(MATERIAL PROVIDED)

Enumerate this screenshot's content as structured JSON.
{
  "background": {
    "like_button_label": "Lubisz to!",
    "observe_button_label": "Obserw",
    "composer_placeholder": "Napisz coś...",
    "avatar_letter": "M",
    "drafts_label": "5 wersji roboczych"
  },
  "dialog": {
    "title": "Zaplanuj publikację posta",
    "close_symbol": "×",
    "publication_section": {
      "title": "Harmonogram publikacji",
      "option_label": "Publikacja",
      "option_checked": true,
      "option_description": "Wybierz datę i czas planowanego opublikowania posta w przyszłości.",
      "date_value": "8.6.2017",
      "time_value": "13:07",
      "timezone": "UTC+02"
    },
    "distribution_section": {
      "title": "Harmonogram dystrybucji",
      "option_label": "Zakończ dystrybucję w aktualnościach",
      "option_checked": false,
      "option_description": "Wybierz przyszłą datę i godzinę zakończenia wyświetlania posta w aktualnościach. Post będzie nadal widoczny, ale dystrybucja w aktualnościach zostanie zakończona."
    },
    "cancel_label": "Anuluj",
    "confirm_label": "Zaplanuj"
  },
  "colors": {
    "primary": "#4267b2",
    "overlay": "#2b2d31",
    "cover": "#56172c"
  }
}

* * *

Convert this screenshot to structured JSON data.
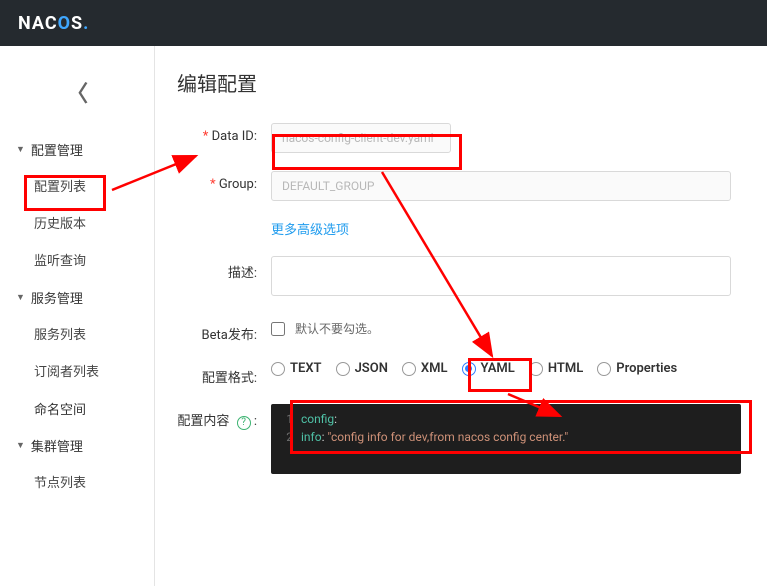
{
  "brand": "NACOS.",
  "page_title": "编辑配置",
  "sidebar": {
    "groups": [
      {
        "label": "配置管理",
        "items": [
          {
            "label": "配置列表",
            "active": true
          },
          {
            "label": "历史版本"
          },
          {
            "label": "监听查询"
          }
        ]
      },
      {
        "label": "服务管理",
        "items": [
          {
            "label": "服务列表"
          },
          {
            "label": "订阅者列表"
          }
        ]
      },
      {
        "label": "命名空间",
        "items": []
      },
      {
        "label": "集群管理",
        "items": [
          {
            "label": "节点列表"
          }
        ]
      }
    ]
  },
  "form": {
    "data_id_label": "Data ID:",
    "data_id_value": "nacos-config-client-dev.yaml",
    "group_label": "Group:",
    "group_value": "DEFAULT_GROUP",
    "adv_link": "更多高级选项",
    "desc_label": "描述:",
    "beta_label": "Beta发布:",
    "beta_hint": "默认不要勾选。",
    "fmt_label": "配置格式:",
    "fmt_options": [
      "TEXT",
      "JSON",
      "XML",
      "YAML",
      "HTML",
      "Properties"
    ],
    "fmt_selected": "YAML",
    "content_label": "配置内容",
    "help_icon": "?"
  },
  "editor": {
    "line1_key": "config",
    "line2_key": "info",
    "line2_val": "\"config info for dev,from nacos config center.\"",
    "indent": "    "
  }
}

(TASK OBJECTIVE)
Which lines hold the word "info"? Copy every one of them.

(OUTPUT OF THE EXERCISE)
    "line2_key": "info",
    "line2_val": "\"config info for dev,from nacos config center.\"",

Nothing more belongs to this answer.